Exercise brief.
In the piece on Swami Prabhavananda and Christopher Isherwood, in what month and year did Isherwood arrive in America?

Page excerpt.
--------

Swami Prabhavananda and Christopher Isherwood

In January of 1939, when Britain was consumed by the anxiety that Hitler might invade Netherlands(the “Dutch war scare”), the young British novelist Christopher Isherwood arrived in America to further his literary prospects.  In Los Angeles, he found his fellow countryman and friend Gerald Heard engaged in some mystical meditation practices under the guidance of Swami Prabhavananda who headed the Vedanta society of Southern California. In Isherwood’s opinion, the Christians were sour life-haters and sex-forbidders, hypocritically denying their rabid secret lusts while the Hindus seemed to be stridently emotional mystery-mongers whose mumbo-jumbo was ridiculous rather than sinister.  Nevertheless, his curiosity was sparked by the discreet and composed Heard, who refused to divulge the secret teachings because it was absolutely forbidden to repeat the teacher’s instructions to anyone else.

Entranced by the mere idea of meditating, Isherwood visited Prabhavananda (1893-1976) to learn more, thus beginning a collaboration which lasted several years and produced several books, including a biography of Ramakrishna, a translation of the Bhagavad Gita and a memoir of his days with Prabhavananda.  Later in life, Isherwood noted with satisfaction that the “Swami’s great quality is that he never gets in the the way of what he stands for; his figure never blocks out the light”.  Prabhavananda once dissuaded a well-known Hollywood actress from traveling to India with the forthright remark: “You won’t get anything out of India unless you have reached something inside yourself.”

--------

Data section.
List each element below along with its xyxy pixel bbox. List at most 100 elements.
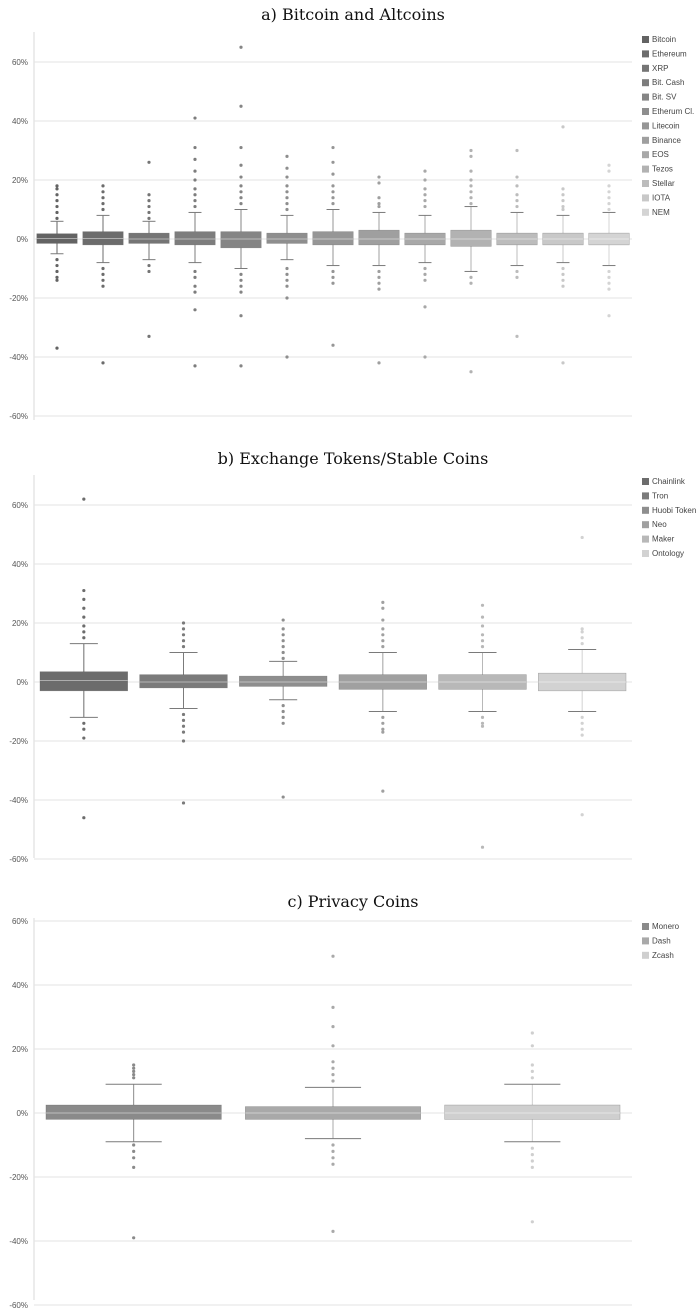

--------

Complete response.
January 1939